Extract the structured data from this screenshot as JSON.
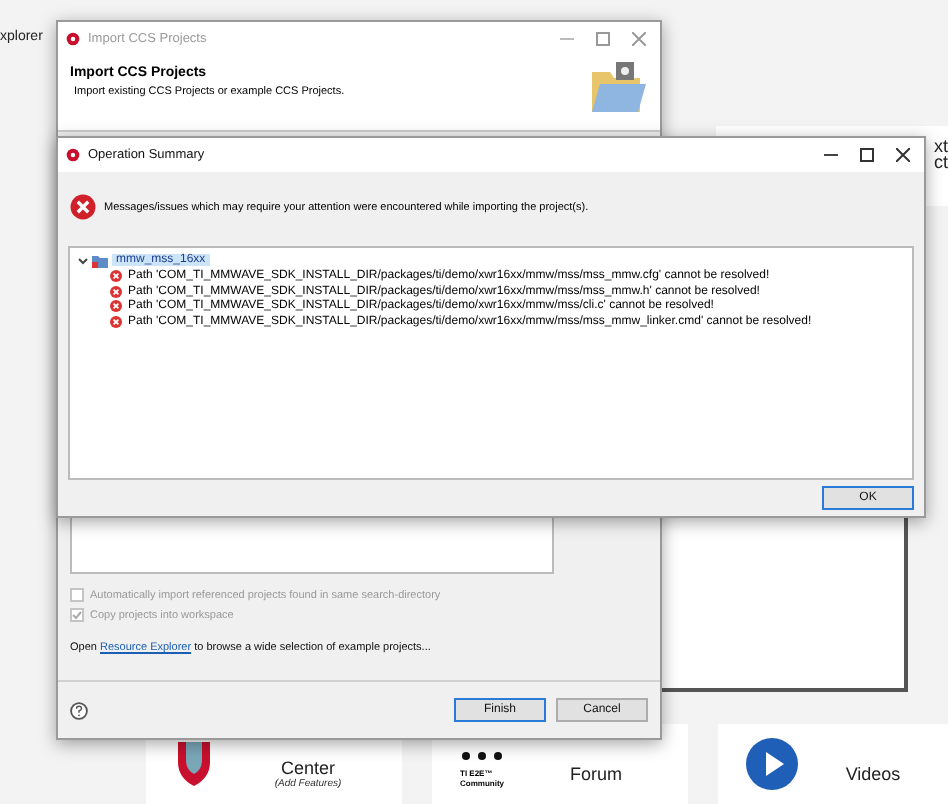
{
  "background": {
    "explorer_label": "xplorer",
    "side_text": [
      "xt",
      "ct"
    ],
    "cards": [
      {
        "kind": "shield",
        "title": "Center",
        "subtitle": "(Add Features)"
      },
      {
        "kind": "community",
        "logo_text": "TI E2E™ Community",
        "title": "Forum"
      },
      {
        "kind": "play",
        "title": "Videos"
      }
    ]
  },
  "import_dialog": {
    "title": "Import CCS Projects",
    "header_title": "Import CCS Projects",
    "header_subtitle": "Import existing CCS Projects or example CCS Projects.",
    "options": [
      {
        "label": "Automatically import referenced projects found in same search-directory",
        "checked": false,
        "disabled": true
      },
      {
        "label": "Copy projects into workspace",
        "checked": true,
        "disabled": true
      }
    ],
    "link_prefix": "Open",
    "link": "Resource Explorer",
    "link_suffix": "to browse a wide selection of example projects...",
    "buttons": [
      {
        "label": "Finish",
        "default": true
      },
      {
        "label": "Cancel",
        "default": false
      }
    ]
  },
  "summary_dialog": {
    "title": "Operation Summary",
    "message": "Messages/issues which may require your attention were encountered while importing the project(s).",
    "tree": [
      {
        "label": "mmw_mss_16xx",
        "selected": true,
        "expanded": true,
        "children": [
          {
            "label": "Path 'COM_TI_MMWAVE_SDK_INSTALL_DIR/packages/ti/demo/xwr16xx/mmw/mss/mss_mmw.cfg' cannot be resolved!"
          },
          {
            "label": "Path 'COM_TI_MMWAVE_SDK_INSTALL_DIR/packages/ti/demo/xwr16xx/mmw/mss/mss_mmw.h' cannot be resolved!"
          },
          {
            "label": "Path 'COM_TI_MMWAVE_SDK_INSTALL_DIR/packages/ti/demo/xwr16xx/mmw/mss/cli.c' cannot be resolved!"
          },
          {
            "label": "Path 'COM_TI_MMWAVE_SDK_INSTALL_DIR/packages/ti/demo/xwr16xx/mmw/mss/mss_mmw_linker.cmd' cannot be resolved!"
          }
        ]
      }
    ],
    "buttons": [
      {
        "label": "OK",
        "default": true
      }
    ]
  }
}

|---|

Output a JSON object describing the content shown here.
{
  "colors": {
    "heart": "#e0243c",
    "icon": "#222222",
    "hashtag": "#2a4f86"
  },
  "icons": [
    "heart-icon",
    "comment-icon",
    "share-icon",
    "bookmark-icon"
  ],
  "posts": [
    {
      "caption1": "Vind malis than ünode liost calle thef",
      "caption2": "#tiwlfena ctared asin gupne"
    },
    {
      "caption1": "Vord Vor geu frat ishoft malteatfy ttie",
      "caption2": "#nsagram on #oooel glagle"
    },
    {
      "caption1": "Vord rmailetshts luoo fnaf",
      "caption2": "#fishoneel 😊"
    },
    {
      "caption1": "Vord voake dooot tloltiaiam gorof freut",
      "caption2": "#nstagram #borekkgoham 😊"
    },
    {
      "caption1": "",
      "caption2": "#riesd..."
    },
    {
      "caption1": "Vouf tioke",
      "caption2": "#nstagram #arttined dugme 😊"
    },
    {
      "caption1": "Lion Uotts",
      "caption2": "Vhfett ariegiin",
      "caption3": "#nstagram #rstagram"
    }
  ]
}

|---|

• _Directive_:
Report back each line of the entries that holds the string "true".

• _Answer to this problem_:
        "disabled": true
        "checked": true,
        "disabled": true
        "default": true
        "selected": true,
        "expanded": true,
        "default": true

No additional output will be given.